::: DATA LISTING :::

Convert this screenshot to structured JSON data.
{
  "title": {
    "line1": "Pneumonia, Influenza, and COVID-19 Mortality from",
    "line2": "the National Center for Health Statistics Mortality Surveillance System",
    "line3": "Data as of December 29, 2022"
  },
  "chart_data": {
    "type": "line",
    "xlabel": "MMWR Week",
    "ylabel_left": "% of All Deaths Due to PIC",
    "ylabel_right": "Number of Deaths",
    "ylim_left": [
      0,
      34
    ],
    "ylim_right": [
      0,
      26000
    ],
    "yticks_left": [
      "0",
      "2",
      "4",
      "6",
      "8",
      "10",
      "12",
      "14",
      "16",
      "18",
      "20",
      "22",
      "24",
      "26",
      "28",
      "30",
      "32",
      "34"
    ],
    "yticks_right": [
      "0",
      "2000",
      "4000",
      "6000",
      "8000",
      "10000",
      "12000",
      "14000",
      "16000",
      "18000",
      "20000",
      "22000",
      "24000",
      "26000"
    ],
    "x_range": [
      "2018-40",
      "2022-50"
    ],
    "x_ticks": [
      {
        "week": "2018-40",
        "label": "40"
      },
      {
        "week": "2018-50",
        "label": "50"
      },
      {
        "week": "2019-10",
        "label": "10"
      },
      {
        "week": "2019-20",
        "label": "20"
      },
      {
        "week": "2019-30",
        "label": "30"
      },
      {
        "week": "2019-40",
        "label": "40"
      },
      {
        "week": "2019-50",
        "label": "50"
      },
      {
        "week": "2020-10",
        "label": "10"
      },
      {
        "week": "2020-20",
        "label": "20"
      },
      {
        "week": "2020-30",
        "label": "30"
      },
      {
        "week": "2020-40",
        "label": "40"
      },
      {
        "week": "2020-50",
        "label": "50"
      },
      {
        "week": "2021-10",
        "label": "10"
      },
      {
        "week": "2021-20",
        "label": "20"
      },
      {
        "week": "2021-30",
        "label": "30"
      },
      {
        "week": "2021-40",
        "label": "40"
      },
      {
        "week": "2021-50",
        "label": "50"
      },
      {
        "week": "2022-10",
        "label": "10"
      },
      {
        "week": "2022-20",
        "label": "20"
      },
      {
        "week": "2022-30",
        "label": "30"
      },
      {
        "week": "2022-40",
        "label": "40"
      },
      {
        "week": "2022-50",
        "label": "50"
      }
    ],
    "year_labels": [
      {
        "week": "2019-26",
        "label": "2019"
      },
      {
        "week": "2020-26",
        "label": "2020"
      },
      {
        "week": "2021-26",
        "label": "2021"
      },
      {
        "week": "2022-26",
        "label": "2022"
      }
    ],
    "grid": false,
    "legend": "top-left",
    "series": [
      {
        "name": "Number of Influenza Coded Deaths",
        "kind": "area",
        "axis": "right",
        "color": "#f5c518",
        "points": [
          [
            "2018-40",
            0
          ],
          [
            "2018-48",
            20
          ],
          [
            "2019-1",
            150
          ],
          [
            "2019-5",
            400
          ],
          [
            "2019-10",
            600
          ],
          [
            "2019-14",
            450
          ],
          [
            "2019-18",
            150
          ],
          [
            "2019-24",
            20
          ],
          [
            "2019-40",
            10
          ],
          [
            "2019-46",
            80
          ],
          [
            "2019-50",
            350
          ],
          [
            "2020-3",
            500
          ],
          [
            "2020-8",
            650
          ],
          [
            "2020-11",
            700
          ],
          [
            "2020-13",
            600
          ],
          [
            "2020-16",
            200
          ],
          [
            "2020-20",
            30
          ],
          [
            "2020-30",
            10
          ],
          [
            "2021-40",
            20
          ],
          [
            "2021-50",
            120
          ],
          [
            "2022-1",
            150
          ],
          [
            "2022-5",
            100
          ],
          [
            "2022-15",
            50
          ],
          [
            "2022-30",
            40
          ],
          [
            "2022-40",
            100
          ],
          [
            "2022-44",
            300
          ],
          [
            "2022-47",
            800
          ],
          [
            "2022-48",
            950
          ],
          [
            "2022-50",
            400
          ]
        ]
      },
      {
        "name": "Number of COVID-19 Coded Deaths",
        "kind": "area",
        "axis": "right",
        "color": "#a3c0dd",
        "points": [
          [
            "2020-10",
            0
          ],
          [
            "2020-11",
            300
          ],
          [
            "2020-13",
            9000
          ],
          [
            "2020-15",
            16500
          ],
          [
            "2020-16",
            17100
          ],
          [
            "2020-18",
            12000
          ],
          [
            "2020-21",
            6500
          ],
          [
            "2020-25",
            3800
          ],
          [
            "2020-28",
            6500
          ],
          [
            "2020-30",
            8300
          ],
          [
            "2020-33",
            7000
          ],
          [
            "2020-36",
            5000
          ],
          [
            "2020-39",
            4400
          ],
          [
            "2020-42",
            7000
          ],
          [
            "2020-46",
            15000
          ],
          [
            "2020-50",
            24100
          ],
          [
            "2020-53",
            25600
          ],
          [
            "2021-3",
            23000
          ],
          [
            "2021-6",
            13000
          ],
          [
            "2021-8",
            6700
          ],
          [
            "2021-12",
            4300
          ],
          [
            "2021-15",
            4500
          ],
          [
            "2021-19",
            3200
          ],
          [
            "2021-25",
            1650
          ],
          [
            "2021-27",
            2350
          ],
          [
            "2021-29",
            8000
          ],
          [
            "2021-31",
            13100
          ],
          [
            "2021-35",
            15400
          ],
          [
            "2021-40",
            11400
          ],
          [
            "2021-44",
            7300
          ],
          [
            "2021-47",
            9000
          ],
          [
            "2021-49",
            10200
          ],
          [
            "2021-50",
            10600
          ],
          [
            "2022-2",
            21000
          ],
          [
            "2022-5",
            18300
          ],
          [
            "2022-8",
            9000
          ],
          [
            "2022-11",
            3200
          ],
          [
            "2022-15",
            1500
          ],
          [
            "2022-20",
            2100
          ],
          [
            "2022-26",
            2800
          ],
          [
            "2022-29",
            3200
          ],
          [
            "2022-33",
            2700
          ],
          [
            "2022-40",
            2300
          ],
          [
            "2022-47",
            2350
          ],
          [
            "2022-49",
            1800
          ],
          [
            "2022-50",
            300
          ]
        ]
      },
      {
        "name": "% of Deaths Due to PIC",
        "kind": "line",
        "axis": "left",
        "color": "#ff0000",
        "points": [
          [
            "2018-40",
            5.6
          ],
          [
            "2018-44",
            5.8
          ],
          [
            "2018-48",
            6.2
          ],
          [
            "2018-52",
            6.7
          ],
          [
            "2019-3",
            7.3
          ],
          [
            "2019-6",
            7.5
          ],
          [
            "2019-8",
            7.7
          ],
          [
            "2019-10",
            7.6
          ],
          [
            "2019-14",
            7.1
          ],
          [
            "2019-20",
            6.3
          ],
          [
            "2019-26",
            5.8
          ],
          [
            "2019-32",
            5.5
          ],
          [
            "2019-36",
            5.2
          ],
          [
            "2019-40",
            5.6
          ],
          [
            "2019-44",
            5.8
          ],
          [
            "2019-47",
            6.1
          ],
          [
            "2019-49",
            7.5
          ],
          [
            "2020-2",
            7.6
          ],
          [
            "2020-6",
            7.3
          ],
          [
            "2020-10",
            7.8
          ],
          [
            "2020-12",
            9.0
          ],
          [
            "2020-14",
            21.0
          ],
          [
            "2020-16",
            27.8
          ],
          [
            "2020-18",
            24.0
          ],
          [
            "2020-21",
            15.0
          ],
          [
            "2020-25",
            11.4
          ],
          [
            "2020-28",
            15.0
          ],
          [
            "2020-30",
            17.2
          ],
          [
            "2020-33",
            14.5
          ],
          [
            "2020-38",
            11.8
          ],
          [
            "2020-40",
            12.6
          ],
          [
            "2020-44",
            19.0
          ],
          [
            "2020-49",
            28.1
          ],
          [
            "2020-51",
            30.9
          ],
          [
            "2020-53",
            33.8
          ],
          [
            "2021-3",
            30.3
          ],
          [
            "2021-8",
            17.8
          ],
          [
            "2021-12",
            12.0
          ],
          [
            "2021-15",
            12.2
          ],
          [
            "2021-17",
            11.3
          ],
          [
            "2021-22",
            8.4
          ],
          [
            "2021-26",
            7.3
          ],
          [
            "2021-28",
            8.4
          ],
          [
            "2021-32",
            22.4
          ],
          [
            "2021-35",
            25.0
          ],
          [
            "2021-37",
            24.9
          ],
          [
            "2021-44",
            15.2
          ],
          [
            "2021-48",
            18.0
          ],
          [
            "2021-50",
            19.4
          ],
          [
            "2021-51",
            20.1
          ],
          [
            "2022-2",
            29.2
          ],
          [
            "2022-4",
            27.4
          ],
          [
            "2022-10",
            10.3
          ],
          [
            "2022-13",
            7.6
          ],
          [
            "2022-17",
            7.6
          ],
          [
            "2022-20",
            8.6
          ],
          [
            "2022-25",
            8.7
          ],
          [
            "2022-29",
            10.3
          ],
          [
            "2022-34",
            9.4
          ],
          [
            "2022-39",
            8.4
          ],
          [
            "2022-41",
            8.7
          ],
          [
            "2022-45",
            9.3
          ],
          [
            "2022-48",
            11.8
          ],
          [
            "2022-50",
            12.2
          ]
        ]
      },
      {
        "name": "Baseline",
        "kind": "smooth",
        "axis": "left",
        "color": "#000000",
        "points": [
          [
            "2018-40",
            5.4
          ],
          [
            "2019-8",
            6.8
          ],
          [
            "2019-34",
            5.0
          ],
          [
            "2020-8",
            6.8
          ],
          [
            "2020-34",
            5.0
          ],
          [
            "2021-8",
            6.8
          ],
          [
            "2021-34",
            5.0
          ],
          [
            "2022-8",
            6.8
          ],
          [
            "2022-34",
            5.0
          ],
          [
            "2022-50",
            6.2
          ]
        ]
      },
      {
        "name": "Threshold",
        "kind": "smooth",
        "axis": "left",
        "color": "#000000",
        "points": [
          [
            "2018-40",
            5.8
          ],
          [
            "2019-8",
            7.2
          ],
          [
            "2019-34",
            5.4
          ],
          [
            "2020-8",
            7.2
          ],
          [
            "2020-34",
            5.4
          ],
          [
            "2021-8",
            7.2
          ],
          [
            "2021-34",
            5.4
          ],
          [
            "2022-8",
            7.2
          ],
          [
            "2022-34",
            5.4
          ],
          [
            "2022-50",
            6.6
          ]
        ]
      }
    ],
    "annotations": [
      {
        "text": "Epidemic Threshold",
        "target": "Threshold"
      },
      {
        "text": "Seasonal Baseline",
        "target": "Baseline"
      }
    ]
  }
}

:::

- [WHAT NEEDS TO BE DONE]: Copy out every line in the entries above that holds "COVID".

- [SOLUTION FOR THIS TASK]:
    "line1": "Pneumonia, Influenza, and COVID-19 Mortality from",
        "name": "Number of COVID-19 Coded Deaths",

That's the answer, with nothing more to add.